Once the data has been read, restate all of it exactly.
-- Opening Marker --
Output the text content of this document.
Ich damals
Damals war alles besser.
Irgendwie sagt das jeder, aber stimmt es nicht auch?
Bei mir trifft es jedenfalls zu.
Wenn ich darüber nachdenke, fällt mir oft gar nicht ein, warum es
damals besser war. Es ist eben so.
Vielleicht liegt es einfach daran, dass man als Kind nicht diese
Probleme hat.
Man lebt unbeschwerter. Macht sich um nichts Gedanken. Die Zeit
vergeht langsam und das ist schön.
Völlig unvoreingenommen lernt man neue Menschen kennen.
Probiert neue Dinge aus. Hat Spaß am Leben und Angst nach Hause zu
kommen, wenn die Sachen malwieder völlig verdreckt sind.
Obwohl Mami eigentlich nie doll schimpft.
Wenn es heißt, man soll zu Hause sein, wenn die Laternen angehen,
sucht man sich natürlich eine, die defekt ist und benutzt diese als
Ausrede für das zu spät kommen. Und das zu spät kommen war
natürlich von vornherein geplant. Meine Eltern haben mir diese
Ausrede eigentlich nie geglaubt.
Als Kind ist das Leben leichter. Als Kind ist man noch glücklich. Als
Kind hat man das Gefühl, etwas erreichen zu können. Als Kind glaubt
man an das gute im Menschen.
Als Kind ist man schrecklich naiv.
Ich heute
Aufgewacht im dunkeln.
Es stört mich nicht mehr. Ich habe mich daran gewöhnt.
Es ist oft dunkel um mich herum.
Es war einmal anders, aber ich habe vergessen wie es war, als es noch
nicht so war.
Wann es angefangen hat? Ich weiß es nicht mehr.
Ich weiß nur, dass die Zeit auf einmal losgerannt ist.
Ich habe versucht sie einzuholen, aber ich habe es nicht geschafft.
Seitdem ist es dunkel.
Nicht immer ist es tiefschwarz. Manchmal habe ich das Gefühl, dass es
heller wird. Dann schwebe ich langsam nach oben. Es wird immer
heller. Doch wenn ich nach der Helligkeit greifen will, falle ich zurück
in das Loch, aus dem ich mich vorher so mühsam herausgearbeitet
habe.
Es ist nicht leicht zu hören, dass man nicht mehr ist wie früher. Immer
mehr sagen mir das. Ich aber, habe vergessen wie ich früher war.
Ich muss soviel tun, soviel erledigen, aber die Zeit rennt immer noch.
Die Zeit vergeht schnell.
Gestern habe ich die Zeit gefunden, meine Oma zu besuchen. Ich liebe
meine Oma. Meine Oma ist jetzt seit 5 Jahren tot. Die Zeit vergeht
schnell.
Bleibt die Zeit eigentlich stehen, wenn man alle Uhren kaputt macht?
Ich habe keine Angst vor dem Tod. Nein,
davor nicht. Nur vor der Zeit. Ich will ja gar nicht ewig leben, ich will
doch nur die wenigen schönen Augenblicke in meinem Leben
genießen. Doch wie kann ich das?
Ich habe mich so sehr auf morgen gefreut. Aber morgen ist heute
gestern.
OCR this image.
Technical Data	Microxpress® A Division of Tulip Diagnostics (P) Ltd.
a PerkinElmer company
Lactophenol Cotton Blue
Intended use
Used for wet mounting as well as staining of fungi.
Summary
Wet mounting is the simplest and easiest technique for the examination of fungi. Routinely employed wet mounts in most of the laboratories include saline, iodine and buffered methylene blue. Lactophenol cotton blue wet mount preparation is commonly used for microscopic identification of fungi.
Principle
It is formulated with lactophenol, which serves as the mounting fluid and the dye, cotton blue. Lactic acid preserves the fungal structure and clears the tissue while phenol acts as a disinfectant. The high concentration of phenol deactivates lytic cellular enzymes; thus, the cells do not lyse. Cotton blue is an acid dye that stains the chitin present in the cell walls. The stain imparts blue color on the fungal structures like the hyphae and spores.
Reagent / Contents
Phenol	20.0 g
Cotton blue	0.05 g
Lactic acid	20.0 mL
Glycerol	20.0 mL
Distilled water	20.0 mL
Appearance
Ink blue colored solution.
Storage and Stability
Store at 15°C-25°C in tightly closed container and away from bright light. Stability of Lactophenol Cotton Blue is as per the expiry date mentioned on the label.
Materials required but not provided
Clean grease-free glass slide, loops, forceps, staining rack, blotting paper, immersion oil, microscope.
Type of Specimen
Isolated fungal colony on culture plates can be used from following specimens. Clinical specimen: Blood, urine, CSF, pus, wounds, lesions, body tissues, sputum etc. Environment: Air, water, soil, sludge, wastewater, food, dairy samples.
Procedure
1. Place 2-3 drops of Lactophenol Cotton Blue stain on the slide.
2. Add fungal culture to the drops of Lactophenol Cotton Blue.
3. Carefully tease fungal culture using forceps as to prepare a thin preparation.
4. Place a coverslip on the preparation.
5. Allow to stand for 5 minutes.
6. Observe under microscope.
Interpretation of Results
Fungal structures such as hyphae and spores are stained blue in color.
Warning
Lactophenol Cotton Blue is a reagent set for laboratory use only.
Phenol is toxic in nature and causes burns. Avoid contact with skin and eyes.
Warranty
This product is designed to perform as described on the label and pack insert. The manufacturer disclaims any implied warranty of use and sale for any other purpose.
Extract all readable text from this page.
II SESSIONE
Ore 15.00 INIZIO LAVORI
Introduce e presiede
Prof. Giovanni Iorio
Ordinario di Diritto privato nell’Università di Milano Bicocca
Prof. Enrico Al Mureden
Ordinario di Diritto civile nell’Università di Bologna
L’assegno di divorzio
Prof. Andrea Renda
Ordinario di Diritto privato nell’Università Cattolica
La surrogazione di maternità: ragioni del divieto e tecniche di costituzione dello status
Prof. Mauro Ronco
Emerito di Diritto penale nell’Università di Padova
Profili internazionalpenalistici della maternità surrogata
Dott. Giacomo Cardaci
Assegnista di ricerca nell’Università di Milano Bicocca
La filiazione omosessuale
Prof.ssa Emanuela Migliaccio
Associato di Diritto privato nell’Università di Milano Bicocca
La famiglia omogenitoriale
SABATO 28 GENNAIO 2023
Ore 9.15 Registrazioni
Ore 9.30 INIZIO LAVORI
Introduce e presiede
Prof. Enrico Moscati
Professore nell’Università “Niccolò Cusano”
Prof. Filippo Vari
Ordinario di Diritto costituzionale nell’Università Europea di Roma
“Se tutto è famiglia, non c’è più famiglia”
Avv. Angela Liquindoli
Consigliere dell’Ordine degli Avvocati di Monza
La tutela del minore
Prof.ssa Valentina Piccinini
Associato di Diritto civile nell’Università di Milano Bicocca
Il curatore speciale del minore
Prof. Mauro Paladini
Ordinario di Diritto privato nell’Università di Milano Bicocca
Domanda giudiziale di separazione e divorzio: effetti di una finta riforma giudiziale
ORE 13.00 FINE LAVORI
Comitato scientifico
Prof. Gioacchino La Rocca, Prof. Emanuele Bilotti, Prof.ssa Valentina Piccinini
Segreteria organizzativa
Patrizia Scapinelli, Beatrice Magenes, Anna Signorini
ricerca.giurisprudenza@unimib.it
-- Closing Marker --
RESPONSE AREA:
Output the text content of this document.
Ich damals
Damals war alles besser.
Irgendwie sagt das jeder, aber stimmt es nicht auch?
Bei mir trifft es jedenfalls zu.
Wenn ich darüber nachdenke, fällt mir oft gar nicht ein, warum es
damals besser war. Es ist eben so.
Vielleicht liegt es einfach daran, dass man als Kind nicht diese
Probleme hat.
Man lebt unbeschwerter. Macht sich um nichts Gedanken. Die Zeit
vergeht langsam und das ist schön.
Völlig unvoreingenommen lernt man neue Menschen kennen.
Probiert neue Dinge aus. Hat Spaß am Leben und Angst nach Hause zu
kommen, wenn die Sachen malwieder völlig verdreckt sind.
Obwohl Mami eigentlich nie doll schimpft.
Wenn es heißt, man soll zu Hause sein, wenn die Laternen angehen,
sucht man sich natürlich eine, die defekt ist und benutzt diese als
Ausrede für das zu spät kommen. Und das zu spät kommen war
natürlich von vornherein geplant. Meine Eltern haben mir diese
Ausrede eigentlich nie geglaubt.
Als Kind ist das Leben leichter. Als Kind ist man noch glücklich. Als
Kind hat man das Gefühl, etwas erreichen zu können. Als Kind glaubt
man an das gute im Menschen.
Als Kind ist man schrecklich naiv.
Ich heute
Aufgewacht im dunkeln.
Es stört mich nicht mehr. Ich habe mich daran gewöhnt.
Es ist oft dunkel um mich herum.
Es war einmal anders, aber ich habe vergessen wie es war, als es noch
nicht so war.
Wann es angefangen hat? Ich weiß es nicht mehr.
Ich weiß nur, dass die Zeit auf einmal losgerannt ist.
Ich habe versucht sie einzuholen, aber ich habe es nicht geschafft.
Seitdem ist es dunkel.
Nicht immer ist es tiefschwarz. Manchmal habe ich das Gefühl, dass es
heller wird. Dann schwebe ich langsam nach oben. Es wird immer
heller. Doch wenn ich nach der Helligkeit greifen will, falle ich zurück
in das Loch, aus dem ich mich vorher so mühsam herausgearbeitet
habe.
Es ist nicht leicht zu hören, dass man nicht mehr ist wie früher. Immer
mehr sagen mir das. Ich aber, habe vergessen wie ich früher war.
Ich muss soviel tun, soviel erledigen, aber die Zeit rennt immer noch.
Die Zeit vergeht schnell.
Gestern habe ich die Zeit gefunden, meine Oma zu besuchen. Ich liebe
meine Oma. Meine Oma ist jetzt seit 5 Jahren tot. Die Zeit vergeht
schnell.
Bleibt die Zeit eigentlich stehen, wenn man alle Uhren kaputt macht?
Ich habe keine Angst vor dem Tod. Nein,
davor nicht. Nur vor der Zeit. Ich will ja gar nicht ewig leben, ich will
doch nur die wenigen schönen Augenblicke in meinem Leben
genießen. Doch wie kann ich das?
Ich habe mich so sehr auf morgen gefreut. Aber morgen ist heute
gestern.
OCR this image.
Technical Data	Microxpress® A Division of Tulip Diagnostics (P) Ltd.
a PerkinElmer company
Lactophenol Cotton Blue
Intended use
Used for wet mounting as well as staining of fungi.
Summary
Wet mounting is the simplest and easiest technique for the examination of fungi. Routinely employed wet mounts in most of the laboratories include saline, iodine and buffered methylene blue. Lactophenol cotton blue wet mount preparation is commonly used for microscopic identification of fungi.
Principle
It is formulated with lactophenol, which serves as the mounting fluid and the dye, cotton blue. Lactic acid preserves the fungal structure and clears the tissue while phenol acts as a disinfectant. The high concentration of phenol deactivates lytic cellular enzymes; thus, the cells do not lyse. Cotton blue is an acid dye that stains the chitin present in the cell walls. The stain imparts blue color on the fungal structures like the hyphae and spores.
Reagent / Contents
Phenol	20.0 g
Cotton blue	0.05 g
Lactic acid	20.0 mL
Glycerol	20.0 mL
Distilled water	20.0 mL
Appearance
Ink blue colored solution.
Storage and Stability
Store at 15°C-25°C in tightly closed container and away from bright light. Stability of Lactophenol Cotton Blue is as per the expiry date mentioned on the label.
Materials required but not provided
Clean grease-free glass slide, loops, forceps, staining rack, blotting paper, immersion oil, microscope.
Type of Specimen
Isolated fungal colony on culture plates can be used from following specimens. Clinical specimen: Blood, urine, CSF, pus, wounds, lesions, body tissues, sputum etc. Environment: Air, water, soil, sludge, wastewater, food, dairy samples.
Procedure
1. Place 2-3 drops of Lactophenol Cotton Blue stain on the slide.
2. Add fungal culture to the drops of Lactophenol Cotton Blue.
3. Carefully tease fungal culture using forceps as to prepare a thin preparation.
4. Place a coverslip on the preparation.
5. Allow to stand for 5 minutes.
6. Observe under microscope.
Interpretation of Results
Fungal structures such as hyphae and spores are stained blue in color.
Warning
Lactophenol Cotton Blue is a reagent set for laboratory use only.
Phenol is toxic in nature and causes burns. Avoid contact with skin and eyes.
Warranty
This product is designed to perform as described on the label and pack insert. The manufacturer disclaims any implied warranty of use and sale for any other purpose.
Extract all readable text from this page.
II SESSIONE
Ore 15.00 INIZIO LAVORI
Introduce e presiede
Prof. Giovanni Iorio
Ordinario di Diritto privato nell’Università di Milano Bicocca
Prof. Enrico Al Mureden
Ordinario di Diritto civile nell’Università di Bologna
L’assegno di divorzio
Prof. Andrea Renda
Ordinario di Diritto privato nell’Università Cattolica
La surrogazione di maternità: ragioni del divieto e tecniche di costituzione dello status
Prof. Mauro Ronco
Emerito di Diritto penale nell’Università di Padova
Profili internazionalpenalistici della maternità surrogata
Dott. Giacomo Cardaci
Assegnista di ricerca nell’Università di Milano Bicocca
La filiazione omosessuale
Prof.ssa Emanuela Migliaccio
Associato di Diritto privato nell’Università di Milano Bicocca
La famiglia omogenitoriale
SABATO 28 GENNAIO 2023
Ore 9.15 Registrazioni
Ore 9.30 INIZIO LAVORI
Introduce e presiede
Prof. Enrico Moscati
Professore nell’Università “Niccolò Cusano”
Prof. Filippo Vari
Ordinario di Diritto costituzionale nell’Università Europea di Roma
“Se tutto è famiglia, non c’è più famiglia”
Avv. Angela Liquindoli
Consigliere dell’Ordine degli Avvocati di Monza
La tutela del minore
Prof.ssa Valentina Piccinini
Associato di Diritto civile nell’Università di Milano Bicocca
Il curatore speciale del minore
Prof. Mauro Paladini
Ordinario di Diritto privato nell’Università di Milano Bicocca
Domanda giudiziale di separazione e divorzio: effetti di una finta riforma giudiziale
ORE 13.00 FINE LAVORI
Comitato scientifico
Prof. Gioacchino La Rocca, Prof. Emanuele Bilotti, Prof.ssa Valentina Piccinini
Segreteria organizzativa
Patrizia Scapinelli, Beatrice Magenes, Anna Signorini
ricerca.giurisprudenza@unimib.it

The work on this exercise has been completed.